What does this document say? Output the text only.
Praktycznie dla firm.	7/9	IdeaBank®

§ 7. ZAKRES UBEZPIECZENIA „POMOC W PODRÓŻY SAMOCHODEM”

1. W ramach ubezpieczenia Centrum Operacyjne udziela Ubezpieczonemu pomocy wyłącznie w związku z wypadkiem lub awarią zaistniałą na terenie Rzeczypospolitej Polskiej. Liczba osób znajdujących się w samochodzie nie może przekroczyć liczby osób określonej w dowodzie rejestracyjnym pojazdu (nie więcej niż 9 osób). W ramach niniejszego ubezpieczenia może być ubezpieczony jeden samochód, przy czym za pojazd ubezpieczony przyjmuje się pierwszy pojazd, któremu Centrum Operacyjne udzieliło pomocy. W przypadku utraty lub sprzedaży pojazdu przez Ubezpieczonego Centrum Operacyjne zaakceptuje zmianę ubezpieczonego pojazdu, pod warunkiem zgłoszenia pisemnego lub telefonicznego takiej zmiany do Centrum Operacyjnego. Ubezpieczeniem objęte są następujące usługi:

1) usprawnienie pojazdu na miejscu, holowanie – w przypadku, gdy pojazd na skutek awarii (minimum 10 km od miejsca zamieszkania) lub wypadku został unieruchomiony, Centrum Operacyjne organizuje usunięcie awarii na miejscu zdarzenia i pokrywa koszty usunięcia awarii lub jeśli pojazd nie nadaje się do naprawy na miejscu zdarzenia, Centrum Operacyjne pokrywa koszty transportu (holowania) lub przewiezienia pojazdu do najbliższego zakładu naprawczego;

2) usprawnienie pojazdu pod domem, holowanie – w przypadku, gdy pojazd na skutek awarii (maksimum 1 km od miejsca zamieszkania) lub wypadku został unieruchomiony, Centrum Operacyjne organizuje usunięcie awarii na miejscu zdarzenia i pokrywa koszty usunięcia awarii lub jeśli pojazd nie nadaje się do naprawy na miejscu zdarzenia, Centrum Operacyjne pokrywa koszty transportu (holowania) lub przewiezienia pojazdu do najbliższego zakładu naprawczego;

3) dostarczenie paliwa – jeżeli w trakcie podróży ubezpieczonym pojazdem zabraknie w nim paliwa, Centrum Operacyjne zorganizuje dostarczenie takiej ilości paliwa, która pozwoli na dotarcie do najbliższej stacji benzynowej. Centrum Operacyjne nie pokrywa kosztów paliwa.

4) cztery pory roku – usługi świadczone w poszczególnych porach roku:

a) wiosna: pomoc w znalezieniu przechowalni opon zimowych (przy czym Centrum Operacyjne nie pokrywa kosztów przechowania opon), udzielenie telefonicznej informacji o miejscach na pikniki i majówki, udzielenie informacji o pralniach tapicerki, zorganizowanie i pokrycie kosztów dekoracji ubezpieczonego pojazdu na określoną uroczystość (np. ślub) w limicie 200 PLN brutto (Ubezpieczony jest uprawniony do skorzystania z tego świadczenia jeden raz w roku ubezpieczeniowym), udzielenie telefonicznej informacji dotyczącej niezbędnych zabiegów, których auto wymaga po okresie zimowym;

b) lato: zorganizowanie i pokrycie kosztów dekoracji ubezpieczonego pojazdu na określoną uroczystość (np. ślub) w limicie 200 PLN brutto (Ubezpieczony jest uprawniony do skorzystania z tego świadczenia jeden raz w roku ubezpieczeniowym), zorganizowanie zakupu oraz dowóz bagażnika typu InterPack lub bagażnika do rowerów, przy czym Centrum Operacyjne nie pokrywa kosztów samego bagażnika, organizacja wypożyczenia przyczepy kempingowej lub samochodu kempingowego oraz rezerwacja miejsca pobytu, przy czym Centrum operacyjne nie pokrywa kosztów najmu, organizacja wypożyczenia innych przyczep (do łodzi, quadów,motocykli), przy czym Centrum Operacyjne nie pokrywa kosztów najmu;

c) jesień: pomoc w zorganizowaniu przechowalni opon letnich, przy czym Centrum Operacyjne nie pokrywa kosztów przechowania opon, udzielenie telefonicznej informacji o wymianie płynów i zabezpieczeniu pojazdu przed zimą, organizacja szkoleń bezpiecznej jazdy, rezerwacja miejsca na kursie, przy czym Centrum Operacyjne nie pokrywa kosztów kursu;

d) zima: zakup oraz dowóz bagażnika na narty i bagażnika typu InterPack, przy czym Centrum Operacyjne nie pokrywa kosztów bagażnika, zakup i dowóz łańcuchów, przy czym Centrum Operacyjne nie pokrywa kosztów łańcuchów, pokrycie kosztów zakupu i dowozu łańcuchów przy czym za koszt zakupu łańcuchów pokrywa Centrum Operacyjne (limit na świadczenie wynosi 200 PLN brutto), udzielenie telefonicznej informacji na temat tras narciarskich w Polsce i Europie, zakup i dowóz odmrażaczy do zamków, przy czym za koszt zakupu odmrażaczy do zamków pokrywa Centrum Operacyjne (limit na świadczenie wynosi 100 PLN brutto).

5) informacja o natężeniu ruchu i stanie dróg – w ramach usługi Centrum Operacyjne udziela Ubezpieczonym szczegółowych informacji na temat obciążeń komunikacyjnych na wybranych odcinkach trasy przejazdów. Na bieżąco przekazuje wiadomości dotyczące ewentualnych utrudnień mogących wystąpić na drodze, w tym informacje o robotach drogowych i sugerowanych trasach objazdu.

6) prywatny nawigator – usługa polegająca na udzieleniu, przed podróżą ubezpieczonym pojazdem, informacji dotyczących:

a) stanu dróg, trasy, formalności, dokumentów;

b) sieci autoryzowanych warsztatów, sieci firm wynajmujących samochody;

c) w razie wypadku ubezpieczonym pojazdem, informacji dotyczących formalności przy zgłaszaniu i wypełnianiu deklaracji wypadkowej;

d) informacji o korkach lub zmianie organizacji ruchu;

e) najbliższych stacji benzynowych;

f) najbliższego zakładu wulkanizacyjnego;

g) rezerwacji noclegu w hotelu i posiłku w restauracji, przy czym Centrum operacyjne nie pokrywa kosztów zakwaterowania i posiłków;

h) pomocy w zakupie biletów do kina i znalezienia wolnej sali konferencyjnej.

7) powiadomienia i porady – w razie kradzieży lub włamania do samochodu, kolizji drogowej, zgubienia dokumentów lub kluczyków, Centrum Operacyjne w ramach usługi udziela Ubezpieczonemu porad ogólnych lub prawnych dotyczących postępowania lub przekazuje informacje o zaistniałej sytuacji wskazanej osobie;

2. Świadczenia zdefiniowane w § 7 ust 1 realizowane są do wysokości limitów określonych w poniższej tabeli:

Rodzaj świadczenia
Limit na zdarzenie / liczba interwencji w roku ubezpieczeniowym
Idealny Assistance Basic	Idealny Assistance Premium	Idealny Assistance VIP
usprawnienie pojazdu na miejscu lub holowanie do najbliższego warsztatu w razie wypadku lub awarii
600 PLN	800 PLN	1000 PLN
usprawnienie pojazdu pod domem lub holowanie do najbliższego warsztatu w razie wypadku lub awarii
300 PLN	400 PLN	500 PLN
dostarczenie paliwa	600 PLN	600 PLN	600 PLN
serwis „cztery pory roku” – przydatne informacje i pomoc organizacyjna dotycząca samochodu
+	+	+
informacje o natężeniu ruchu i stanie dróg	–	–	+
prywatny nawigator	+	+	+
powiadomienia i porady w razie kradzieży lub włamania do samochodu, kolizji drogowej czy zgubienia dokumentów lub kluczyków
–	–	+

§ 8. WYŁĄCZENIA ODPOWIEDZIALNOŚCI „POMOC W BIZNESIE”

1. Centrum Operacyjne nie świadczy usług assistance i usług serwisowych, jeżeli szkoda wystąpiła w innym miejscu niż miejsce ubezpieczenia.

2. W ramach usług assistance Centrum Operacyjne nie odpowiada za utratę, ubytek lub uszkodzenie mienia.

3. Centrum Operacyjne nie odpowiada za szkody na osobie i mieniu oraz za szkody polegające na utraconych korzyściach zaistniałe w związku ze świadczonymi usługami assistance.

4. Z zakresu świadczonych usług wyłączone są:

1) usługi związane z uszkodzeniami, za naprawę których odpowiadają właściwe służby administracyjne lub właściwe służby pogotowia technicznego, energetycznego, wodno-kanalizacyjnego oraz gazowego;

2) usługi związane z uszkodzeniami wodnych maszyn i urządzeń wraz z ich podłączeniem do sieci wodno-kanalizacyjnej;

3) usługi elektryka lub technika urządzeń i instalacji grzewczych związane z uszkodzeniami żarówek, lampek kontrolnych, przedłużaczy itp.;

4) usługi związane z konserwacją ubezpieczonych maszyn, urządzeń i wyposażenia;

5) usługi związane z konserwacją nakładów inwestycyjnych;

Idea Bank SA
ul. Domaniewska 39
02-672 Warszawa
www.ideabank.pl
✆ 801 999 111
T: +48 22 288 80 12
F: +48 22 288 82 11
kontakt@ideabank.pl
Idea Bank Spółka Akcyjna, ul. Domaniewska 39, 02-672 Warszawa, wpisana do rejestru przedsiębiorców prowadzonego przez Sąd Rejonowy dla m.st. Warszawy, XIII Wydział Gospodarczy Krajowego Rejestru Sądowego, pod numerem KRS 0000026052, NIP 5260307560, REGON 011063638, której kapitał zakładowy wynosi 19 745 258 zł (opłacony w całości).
※
**Requirements:**
Count every line bearing the word "osobie"; report the total only.

**Problem solution:**
2